▶ _What the task requires_: Work out how many lines of the listing hold the string "Falha". Answer with that number alone.

▶ _Material_:
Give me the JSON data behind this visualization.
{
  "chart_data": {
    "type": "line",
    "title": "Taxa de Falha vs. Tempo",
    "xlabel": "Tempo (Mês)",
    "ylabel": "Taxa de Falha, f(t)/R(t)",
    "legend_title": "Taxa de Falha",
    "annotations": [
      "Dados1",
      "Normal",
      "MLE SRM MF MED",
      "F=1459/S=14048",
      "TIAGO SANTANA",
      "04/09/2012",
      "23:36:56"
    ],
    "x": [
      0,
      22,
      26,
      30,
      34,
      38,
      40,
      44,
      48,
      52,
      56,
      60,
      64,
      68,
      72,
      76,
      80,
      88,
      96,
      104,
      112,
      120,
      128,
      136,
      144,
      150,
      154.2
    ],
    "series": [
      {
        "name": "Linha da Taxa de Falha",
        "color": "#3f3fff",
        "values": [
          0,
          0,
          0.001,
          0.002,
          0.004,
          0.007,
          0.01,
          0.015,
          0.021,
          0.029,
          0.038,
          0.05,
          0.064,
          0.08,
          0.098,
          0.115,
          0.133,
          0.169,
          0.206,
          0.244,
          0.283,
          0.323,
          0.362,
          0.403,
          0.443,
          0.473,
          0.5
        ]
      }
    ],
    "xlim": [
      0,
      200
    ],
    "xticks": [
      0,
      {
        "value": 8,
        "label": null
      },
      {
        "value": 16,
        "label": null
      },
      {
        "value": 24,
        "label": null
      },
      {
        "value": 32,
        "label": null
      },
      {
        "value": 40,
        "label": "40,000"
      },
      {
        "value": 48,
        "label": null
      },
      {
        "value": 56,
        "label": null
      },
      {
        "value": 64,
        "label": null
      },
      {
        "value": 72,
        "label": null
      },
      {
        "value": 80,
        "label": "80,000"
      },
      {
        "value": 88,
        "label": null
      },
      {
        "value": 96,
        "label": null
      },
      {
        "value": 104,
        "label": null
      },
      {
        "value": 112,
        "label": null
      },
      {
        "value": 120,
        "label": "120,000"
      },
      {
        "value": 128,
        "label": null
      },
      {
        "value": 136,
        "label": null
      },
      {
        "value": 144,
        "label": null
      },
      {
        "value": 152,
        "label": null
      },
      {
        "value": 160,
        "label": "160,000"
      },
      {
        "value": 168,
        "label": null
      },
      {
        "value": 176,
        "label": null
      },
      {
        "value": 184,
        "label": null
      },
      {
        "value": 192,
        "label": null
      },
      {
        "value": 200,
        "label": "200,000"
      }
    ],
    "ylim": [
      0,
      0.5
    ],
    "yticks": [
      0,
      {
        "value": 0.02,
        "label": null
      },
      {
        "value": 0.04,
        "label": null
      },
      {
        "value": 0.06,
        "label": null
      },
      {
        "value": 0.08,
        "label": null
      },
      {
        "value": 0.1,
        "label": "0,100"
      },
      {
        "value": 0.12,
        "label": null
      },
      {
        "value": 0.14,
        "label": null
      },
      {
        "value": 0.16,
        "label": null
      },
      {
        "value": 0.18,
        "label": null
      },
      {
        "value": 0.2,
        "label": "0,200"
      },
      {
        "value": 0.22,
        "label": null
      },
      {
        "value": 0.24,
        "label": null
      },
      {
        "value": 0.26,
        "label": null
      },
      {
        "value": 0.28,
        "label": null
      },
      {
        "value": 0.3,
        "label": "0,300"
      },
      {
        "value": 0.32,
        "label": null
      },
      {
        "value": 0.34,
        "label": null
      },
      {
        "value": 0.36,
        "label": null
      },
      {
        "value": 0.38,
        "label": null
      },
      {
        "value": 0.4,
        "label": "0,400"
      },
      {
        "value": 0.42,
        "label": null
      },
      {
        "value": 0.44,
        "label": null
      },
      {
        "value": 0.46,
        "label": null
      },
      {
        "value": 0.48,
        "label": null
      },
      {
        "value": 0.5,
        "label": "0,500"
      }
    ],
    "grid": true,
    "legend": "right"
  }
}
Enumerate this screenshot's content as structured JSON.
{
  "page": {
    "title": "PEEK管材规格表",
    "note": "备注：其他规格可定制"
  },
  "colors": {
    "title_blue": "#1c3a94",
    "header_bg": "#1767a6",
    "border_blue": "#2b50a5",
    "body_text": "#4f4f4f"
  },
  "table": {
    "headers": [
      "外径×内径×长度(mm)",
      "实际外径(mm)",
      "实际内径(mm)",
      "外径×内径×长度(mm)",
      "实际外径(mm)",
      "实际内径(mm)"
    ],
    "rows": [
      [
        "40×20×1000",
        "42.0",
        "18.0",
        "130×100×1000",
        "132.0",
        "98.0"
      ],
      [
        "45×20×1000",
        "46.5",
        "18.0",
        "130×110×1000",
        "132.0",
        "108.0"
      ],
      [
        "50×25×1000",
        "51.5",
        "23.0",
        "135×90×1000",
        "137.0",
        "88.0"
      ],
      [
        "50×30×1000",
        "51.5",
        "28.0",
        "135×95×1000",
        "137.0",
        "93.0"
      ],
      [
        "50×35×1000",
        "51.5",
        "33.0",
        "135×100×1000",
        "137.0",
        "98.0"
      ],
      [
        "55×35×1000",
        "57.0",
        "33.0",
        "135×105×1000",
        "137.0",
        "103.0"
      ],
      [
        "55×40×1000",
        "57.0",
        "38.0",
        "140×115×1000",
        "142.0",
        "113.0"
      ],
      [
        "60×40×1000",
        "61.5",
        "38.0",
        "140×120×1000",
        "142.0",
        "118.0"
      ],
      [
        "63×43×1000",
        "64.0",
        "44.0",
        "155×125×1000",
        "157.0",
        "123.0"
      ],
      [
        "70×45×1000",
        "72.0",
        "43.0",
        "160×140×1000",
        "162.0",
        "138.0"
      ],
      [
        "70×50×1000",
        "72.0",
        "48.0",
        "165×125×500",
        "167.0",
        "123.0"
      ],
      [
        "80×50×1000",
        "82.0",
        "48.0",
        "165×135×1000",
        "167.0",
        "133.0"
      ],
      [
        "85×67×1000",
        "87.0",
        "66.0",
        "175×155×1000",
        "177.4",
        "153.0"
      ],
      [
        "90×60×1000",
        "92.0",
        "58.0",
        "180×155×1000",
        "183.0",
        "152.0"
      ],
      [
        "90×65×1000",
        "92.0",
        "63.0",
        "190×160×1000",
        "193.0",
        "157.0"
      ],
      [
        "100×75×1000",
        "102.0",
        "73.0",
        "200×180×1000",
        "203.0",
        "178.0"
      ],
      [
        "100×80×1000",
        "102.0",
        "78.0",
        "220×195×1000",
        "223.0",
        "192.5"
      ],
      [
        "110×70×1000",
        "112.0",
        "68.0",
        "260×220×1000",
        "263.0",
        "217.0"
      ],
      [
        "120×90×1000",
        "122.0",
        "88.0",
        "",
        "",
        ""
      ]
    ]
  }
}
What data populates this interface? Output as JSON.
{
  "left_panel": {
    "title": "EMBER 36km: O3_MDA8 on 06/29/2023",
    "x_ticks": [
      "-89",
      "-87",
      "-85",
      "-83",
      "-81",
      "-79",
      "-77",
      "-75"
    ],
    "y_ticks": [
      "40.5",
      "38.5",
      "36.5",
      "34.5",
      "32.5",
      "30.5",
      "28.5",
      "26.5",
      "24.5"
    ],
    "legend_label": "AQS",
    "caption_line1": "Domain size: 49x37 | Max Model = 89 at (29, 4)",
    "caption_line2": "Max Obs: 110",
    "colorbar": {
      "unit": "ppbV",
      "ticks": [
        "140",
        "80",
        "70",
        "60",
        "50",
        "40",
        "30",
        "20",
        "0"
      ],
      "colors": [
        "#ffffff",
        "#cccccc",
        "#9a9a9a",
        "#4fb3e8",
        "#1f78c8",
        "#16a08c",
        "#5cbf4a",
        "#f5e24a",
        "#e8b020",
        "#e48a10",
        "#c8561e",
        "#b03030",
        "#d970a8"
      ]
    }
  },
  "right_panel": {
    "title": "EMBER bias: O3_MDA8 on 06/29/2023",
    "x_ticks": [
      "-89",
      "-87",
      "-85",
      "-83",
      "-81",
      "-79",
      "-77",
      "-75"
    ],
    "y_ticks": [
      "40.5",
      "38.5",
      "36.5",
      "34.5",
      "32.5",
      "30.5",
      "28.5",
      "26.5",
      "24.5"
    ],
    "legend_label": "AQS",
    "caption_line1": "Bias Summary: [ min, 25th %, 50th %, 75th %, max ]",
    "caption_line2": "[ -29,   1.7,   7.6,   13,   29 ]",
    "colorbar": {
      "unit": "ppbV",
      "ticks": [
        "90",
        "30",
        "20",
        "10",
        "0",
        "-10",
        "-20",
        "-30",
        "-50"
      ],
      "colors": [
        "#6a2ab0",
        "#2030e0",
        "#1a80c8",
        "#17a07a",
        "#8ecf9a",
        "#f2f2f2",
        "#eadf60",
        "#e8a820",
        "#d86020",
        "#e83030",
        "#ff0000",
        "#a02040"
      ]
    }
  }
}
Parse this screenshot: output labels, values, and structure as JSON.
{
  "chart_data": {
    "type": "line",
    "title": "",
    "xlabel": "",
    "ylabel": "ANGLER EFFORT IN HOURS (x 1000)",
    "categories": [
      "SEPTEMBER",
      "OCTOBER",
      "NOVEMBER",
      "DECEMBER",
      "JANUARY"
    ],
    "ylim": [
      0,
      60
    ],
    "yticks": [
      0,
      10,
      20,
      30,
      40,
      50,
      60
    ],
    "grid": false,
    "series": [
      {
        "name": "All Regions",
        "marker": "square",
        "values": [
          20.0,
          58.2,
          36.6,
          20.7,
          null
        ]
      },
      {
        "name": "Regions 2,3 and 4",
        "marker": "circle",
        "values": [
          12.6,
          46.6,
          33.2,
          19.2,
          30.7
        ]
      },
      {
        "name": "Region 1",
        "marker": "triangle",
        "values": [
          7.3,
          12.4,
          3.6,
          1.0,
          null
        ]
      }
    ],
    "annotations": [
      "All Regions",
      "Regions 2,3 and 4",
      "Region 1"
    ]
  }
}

▶ _Solution to this exercise_: 4